*Task objective*:
Transcribe the material verbatim in full; the pictures do not belong in the copy.
-- Start Records shown --
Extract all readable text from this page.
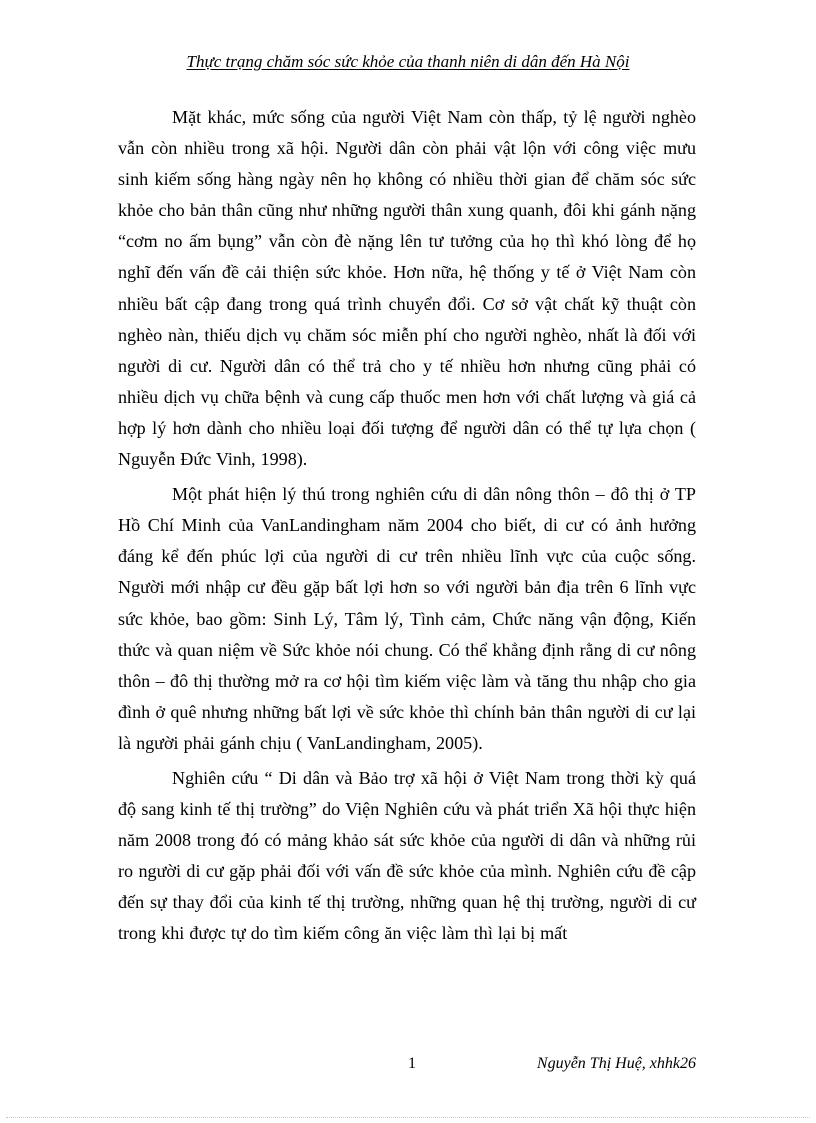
Thực trạng chăm sóc sức khỏe của thanh niên di dân đến Hà Nội

Mặt khác, mức sống của người Việt Nam còn thấp, tỷ lệ người nghèo vẫn còn nhiều trong xã hội. Người dân còn phải vật lộn với công việc mưu sinh kiếm sống hàng ngày nên họ không có nhiều thời gian để chăm sóc sức khỏe cho bản thân cũng như những người thân xung quanh, đôi khi gánh nặng “cơm no ấm bụng” vẫn còn đè nặng lên tư tưởng của họ thì khó lòng để họ nghĩ đến vấn đề cải thiện sức khỏe. Hơn nữa, hệ thống y tế ở Việt Nam còn nhiều bất cập đang trong quá trình chuyển đổi. Cơ sở vật chất kỹ thuật còn nghèo nàn, thiếu dịch vụ chăm sóc miễn phí cho người nghèo, nhất là đối với người di cư. Người dân có thể trả cho y tế nhiều hơn nhưng cũng phải có nhiều dịch vụ chữa bệnh và cung cấp thuốc men hơn với chất lượng và giá cả hợp lý hơn dành cho nhiều loại đối tượng để người dân có thể tự lựa chọn ( Nguyễn Đức Vinh, 1998).

Một phát hiện lý thú trong nghiên cứu di dân nông thôn – đô thị ở TP Hồ Chí Minh của VanLandingham năm 2004 cho biết, di cư có ảnh hưởng đáng kể đến phúc lợi của người di cư trên nhiều lĩnh vực của cuộc sống. Người mới nhập cư đều gặp bất lợi hơn so với người bản địa trên 6 lĩnh vực sức khỏe, bao gồm: Sinh Lý, Tâm lý, Tình cảm, Chức năng vận động, Kiến thức và quan niệm về Sức khỏe nói chung. Có thể khẳng định rằng di cư nông thôn – đô thị thường mở ra cơ hội tìm kiếm việc làm và tăng thu nhập cho gia đình ở quê nhưng những bất lợi về sức khỏe thì chính bản thân người di cư lại là người phải gánh chịu ( VanLandingham, 2005).

Nghiên cứu “ Di dân và Bảo trợ xã hội ở Việt Nam trong thời kỳ quá độ sang kinh tế thị trường” do Viện Nghiên cứu và phát triển Xã hội thực hiện năm 2008 trong đó có mảng khảo sát sức khỏe của người di dân và những rủi ro người di cư gặp phải đối với vấn đề sức khỏe của mình. Nghiên cứu đề cập đến sự thay đổi của kinh tế thị trường, những quan hệ thị trường, người di cư trong khi được tự do tìm kiếm công ăn việc làm thì lại bị mất

1	Nguyễn Thị Huệ, xhhk26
-- End Records shown --
*Task result*:
Extract all readable text from this page.
Thực trạng chăm sóc sức khỏe của thanh niên di dân đến Hà Nội

Mặt khác, mức sống của người Việt Nam còn thấp, tỷ lệ người nghèo vẫn còn nhiều trong xã hội. Người dân còn phải vật lộn với công việc mưu sinh kiếm sống hàng ngày nên họ không có nhiều thời gian để chăm sóc sức khỏe cho bản thân cũng như những người thân xung quanh, đôi khi gánh nặng “cơm no ấm bụng” vẫn còn đè nặng lên tư tưởng của họ thì khó lòng để họ nghĩ đến vấn đề cải thiện sức khỏe. Hơn nữa, hệ thống y tế ở Việt Nam còn nhiều bất cập đang trong quá trình chuyển đổi. Cơ sở vật chất kỹ thuật còn nghèo nàn, thiếu dịch vụ chăm sóc miễn phí cho người nghèo, nhất là đối với người di cư. Người dân có thể trả cho y tế nhiều hơn nhưng cũng phải có nhiều dịch vụ chữa bệnh và cung cấp thuốc men hơn với chất lượng và giá cả hợp lý hơn dành cho nhiều loại đối tượng để người dân có thể tự lựa chọn ( Nguyễn Đức Vinh, 1998).

Một phát hiện lý thú trong nghiên cứu di dân nông thôn – đô thị ở TP Hồ Chí Minh của VanLandingham năm 2004 cho biết, di cư có ảnh hưởng đáng kể đến phúc lợi của người di cư trên nhiều lĩnh vực của cuộc sống. Người mới nhập cư đều gặp bất lợi hơn so với người bản địa trên 6 lĩnh vực sức khỏe, bao gồm: Sinh Lý, Tâm lý, Tình cảm, Chức năng vận động, Kiến thức và quan niệm về Sức khỏe nói chung. Có thể khẳng định rằng di cư nông thôn – đô thị thường mở ra cơ hội tìm kiếm việc làm và tăng thu nhập cho gia đình ở quê nhưng những bất lợi về sức khỏe thì chính bản thân người di cư lại là người phải gánh chịu ( VanLandingham, 2005).

Nghiên cứu “ Di dân và Bảo trợ xã hội ở Việt Nam trong thời kỳ quá độ sang kinh tế thị trường” do Viện Nghiên cứu và phát triển Xã hội thực hiện năm 2008 trong đó có mảng khảo sát sức khỏe của người di dân và những rủi ro người di cư gặp phải đối với vấn đề sức khỏe của mình. Nghiên cứu đề cập đến sự thay đổi của kinh tế thị trường, những quan hệ thị trường, người di cư trong khi được tự do tìm kiếm công ăn việc làm thì lại bị mất

1	Nguyễn Thị Huệ, xhhk26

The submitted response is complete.